Il dubbio che in quel momento dominava la mercenaria, in fondo, assillava anche me stessa e, probabilmente, la principessa, nonostante ancora nessuna avesse avuto volontà di offrire voce a tale emozione. Di fronte a determinati eventi, in fondo, è proprio degli elementi della razza umana dimostrare ritrosia nell'esprimersi, quasi il prendere posizione verso simile fatto, fosse anche solo nel riconoscerlo quale avvenuto con una domanda in tal merito, potesse sottintendere già una possibilità di errore, uno sbaglio a cui nono poter successivamente rimediare in alcun modo. Forse, in simile comportamento, andrebbe letta la speranza di essere all'interno di un bizzarro sogno, una realtà onirica che pur si distacca da quella appartenente alla propria quotidianità e che non può trovare in alcun modo un punto di contatto con essa almeno fino a quando non la si consideri effettivamente tale, in maniera esplicita.
Purtroppo, però, in tali situazioni l'attesa non si propone mai essere quale risolutiva, utile a liberare il titubante dalle proprie ragioni di perplessità. E, così, prima o poi una questione lampante non avrebbe potuto essere evitata alla nostra attenzione…

« Ed ora? Che si fa? » espressi, accollandomi l'onere di tale ingrato compito.

☆ ☆ ☆ ☆ ☆ ☆ ☆

> [CONSEGNE]
[1] Elenca tutti gli avverbi che terminano in "-mente" presenti nel brano.
[2] Ripeti parola per parola il tratto del brano che comincia con le parole "Purtroppo, però, in" e finisce con "tale ingrato compito.".

☆ ☆ ☆ ☆ ☆ ☆ ☆

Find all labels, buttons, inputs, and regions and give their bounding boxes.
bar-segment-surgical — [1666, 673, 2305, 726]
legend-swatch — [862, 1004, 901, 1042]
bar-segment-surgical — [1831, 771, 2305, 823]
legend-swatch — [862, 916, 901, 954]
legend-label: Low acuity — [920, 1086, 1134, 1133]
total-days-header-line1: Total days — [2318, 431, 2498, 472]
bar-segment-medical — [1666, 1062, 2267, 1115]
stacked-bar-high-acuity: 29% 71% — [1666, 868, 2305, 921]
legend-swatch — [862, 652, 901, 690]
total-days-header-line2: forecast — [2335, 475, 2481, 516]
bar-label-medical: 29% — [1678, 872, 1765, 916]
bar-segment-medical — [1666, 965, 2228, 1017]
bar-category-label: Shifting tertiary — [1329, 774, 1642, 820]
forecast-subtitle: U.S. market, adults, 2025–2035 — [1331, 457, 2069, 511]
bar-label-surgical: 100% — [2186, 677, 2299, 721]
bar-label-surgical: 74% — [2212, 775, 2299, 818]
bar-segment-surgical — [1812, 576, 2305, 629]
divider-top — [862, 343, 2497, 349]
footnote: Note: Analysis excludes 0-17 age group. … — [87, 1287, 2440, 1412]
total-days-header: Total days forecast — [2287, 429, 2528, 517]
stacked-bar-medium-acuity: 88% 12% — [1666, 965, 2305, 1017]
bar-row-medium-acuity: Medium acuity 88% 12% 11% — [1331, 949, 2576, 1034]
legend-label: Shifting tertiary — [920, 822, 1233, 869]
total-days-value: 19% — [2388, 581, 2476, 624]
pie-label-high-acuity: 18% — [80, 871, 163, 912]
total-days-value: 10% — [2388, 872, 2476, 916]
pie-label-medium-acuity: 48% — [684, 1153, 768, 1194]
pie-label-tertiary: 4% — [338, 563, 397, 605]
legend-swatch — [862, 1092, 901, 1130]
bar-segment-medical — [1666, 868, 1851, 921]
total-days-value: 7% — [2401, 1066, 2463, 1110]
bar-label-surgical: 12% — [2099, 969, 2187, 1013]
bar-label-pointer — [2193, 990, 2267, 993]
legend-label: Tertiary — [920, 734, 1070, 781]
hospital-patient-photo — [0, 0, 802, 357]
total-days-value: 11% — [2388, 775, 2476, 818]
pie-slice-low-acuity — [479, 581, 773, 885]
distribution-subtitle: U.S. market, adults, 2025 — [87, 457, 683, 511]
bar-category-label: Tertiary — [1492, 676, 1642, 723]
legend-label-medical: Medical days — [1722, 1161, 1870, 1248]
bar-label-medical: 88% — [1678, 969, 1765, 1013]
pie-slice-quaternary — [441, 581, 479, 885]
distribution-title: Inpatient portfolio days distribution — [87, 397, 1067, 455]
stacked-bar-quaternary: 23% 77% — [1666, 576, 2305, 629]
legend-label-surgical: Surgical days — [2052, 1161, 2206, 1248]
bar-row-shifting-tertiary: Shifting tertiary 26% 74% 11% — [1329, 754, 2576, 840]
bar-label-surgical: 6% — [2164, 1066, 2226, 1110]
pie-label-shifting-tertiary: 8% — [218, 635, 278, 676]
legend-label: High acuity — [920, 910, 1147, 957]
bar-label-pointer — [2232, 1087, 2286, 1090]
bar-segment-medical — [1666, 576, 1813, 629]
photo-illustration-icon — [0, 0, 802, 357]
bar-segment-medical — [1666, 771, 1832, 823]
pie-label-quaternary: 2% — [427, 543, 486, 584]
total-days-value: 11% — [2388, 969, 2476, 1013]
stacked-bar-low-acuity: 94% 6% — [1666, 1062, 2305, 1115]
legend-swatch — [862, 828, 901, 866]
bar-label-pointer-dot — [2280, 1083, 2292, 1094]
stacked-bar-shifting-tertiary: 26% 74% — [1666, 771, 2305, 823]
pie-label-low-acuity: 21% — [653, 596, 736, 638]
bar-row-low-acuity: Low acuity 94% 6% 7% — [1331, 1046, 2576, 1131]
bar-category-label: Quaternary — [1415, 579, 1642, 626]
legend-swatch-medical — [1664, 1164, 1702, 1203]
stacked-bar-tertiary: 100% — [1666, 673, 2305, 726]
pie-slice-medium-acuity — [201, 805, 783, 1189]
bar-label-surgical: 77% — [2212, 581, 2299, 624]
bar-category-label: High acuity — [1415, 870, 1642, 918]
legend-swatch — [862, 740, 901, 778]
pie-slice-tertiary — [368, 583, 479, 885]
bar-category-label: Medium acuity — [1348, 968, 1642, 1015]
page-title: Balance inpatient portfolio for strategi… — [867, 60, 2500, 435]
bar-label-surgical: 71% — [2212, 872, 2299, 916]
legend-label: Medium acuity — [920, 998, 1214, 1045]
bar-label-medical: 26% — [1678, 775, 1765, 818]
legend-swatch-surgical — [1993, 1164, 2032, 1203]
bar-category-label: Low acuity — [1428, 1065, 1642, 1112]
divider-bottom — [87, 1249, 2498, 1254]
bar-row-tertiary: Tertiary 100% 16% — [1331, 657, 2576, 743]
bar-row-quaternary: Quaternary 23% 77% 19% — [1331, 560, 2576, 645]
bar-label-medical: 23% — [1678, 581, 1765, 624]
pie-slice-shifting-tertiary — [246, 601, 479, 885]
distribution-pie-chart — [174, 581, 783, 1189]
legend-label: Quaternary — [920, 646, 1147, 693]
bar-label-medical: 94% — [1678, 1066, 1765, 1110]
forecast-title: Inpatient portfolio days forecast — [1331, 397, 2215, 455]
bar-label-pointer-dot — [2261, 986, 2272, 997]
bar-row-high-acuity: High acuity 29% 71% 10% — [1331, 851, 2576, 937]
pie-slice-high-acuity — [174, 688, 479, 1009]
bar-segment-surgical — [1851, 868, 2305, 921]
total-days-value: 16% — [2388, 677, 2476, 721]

☆ ☆ ☆ ☆ ☆ ☆ ☆

> [ESERCIZI RISOLTI]
[1] probabilmente, successivamente, effettivamente

[2]
Purtroppo, però, in tali situazioni l'attesa non si propone mai essere quale risolutiva, utile a liberare il titubante dalle proprie ragioni di perplessità. E, così, prima o poi una questione lampante non avrebbe potuto essere evitata alla nostra attenzione…

« Ed ora? Che si fa? » espressi, accollandomi l'onere di tale ingrato compito.